Life expectancy has generally increased worldwide over the past decades, indicating improvements in healthcare and living conditions. Furthermore, Significant disparities exist between countries, with some nations experiencing higher life expectancies compared to others.
plt.figure(figsize=(10, 6))
sns.lineplot(data=df_merged, x='Year', y='Life expectancy ', hue='Country')
plt.xlabel('Year')
plt.ylabel('Life Expectancy')
plt.title('Life Expectancy Trends Over Time')
plt.show()
The bar chart compares the prevalence of different risk factors across the selected countries: Belgium, Finland, France, Haiti, Sierra Leone, and Malawi. The risk factors considered in this analysis are Low birth weight for gestation, Household air pollution from solid fuels, Alcohol use, Smoking, Drug use, High fasting plasma glucose, Iron deficiency, and Vitamin A deficiency.

• [Extracted records]
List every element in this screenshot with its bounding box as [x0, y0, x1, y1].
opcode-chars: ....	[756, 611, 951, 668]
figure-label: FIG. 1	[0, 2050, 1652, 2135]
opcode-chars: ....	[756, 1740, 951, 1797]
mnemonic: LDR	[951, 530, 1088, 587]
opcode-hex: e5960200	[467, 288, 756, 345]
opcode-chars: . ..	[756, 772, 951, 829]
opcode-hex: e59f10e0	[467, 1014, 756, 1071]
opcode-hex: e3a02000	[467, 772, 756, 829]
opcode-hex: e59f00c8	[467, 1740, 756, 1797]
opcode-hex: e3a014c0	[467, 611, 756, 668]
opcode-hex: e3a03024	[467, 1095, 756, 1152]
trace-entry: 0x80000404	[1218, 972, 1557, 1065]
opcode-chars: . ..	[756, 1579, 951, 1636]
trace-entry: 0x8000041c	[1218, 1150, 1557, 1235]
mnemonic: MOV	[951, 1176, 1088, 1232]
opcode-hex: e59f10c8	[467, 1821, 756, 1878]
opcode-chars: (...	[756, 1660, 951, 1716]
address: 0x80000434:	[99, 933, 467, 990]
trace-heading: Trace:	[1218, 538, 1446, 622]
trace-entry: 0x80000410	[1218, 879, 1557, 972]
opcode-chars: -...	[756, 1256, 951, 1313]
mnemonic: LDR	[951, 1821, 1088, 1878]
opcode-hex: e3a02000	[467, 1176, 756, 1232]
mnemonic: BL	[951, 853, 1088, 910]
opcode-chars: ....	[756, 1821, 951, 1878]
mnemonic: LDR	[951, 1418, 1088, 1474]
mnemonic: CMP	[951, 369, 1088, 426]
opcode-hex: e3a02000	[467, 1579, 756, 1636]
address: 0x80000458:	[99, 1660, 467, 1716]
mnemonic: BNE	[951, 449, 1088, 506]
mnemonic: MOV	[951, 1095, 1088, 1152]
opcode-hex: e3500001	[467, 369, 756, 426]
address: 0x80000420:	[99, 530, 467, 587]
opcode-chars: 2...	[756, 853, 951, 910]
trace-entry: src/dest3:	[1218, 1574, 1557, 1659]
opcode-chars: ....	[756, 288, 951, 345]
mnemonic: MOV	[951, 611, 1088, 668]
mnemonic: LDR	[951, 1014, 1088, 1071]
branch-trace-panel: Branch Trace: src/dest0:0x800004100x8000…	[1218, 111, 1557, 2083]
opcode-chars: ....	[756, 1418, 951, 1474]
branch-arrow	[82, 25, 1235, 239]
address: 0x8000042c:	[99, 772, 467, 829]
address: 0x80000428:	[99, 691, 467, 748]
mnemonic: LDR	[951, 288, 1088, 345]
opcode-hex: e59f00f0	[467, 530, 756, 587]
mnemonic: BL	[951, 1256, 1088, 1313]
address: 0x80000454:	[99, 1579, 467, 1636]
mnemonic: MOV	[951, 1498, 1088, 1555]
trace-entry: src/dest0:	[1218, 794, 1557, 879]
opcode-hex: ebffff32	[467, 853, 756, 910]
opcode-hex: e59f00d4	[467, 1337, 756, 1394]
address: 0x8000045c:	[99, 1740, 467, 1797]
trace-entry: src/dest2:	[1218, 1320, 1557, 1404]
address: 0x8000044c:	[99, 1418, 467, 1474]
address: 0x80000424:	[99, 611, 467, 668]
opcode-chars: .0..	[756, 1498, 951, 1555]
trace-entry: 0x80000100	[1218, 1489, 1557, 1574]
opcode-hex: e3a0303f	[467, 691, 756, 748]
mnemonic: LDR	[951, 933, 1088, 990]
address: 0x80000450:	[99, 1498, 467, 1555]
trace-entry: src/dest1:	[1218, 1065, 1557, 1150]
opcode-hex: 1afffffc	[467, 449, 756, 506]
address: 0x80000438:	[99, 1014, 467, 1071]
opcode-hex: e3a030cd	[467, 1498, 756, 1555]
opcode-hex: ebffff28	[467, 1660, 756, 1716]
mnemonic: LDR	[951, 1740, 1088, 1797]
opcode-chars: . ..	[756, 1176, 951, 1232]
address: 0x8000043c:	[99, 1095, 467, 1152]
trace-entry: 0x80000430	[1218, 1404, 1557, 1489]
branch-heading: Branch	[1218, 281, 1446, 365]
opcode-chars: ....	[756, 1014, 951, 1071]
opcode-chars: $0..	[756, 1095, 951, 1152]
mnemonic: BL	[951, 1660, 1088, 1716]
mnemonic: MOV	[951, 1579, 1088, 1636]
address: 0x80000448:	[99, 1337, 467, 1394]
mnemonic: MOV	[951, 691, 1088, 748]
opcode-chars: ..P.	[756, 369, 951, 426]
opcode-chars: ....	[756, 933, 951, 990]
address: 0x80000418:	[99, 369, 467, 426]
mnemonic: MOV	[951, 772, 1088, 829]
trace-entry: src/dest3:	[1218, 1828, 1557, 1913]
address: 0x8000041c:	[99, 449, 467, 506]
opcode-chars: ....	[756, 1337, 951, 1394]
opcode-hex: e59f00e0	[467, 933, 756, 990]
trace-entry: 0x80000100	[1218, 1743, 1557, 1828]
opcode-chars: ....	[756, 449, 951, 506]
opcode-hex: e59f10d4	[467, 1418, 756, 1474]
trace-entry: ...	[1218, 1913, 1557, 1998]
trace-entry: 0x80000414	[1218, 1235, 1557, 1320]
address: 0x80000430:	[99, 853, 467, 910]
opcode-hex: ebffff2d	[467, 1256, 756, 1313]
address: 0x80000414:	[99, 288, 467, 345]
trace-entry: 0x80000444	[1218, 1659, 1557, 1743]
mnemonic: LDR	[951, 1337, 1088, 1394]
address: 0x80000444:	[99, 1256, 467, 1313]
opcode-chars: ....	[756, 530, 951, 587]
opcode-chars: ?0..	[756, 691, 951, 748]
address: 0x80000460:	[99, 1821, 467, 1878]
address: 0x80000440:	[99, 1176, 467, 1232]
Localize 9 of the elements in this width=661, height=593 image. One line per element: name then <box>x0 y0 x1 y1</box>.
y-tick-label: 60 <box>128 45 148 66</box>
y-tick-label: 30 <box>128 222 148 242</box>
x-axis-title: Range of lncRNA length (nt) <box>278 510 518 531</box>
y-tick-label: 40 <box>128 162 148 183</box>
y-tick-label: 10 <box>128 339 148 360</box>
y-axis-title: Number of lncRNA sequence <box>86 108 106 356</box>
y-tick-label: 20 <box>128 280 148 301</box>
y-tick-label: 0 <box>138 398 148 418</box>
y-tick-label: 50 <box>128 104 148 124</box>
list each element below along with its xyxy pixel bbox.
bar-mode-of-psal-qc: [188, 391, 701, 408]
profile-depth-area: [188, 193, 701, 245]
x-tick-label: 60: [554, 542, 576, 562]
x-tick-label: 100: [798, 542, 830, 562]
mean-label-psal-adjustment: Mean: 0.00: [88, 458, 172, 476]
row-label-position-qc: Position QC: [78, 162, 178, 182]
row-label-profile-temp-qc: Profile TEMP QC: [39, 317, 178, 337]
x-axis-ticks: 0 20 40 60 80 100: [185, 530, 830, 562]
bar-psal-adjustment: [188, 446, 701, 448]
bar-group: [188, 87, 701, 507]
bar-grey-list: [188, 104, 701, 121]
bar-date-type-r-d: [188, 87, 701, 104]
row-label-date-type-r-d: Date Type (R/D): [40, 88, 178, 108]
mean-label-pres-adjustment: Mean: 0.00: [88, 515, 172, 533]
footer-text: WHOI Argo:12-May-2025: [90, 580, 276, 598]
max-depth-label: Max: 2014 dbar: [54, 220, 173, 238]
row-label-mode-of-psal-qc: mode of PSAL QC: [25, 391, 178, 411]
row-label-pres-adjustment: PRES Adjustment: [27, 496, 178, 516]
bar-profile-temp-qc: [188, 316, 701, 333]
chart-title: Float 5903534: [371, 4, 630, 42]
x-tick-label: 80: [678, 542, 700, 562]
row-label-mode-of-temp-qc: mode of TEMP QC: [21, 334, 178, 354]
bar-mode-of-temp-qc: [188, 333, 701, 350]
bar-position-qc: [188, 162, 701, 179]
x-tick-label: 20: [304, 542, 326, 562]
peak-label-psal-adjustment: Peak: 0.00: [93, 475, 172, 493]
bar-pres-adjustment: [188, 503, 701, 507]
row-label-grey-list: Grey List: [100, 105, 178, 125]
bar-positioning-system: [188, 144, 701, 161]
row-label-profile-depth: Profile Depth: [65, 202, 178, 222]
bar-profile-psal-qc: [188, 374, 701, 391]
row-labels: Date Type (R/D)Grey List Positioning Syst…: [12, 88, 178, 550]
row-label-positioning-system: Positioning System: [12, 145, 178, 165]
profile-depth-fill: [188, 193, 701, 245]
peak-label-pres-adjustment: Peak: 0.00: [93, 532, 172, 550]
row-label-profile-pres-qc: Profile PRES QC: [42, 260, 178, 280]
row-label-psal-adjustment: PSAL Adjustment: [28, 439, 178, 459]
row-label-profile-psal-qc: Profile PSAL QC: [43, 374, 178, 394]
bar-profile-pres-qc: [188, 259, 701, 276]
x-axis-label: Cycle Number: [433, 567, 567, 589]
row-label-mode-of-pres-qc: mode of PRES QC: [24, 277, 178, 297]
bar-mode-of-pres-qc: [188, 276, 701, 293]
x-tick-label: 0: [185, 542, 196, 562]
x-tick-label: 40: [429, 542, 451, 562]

• [Your tasks]
**A)** Translate this sentence from the life expectancy analysis into Spanish: "Life expectancy has generally increased worldwide over the past decades, indicating improvements in healthcare and living conditions."
**B)** According to the life expectancy analysis, which countries does the bar chart compare?
**C)** Write the next part of the life expectancy analysis, picking up after its final sentence.

• [Answers for each item]
**A)** La esperanza de vida ha aumentado en general en todo el mundo durante las últimas décadas, lo que indica mejoras en la atención sanitaria y en las condiciones de vida.

**B)** Belgium, Finland, France, Haiti, Sierra Leone, and Malawi.

**C)**
Among the countries examined, Belgium, Finland, and France, which are developed nations, have no reported deaths associated with Low birth weight for gestation. In contrast, the developing countries of Haiti, Sierra Leone, and Malawi display a significant number of deaths linked to this risk factor. This discrepancy suggests that Low birth weight for gestation may exert a stronger influence on life expectancy in developing countries, potentially due to factors like inadequate healthcare resources or socio-economic disparities.
Additionally, the chart reveals that France exhibits the highest overall mortality rate among the selected countries, with High systolic blood pressure being the most prevalent risk factor. This finding highlights the potential impact of high blood pressure on life expectancy.
The data presented in the graph supports this perspective by demonstrating the presence of significant mortality rates associated with Low birth weight for gestation in developing countries, while no deaths are recorded in developed countries. This observation suggests an association between Low birth weight for gestation and variations in life expectancy, particularly in developing nations.
The data depicted in the graph highlights an interesting observation regarding France. Despite reporting the highest number of deaths among the selected countries, primarily attributed to High systolic blood pressure and smoking, there is no clear indication of a negative impact on the overall life expectancy of the country. This finding challenges the notion that these risk factors have a significant effect on life expectancy within the context of France.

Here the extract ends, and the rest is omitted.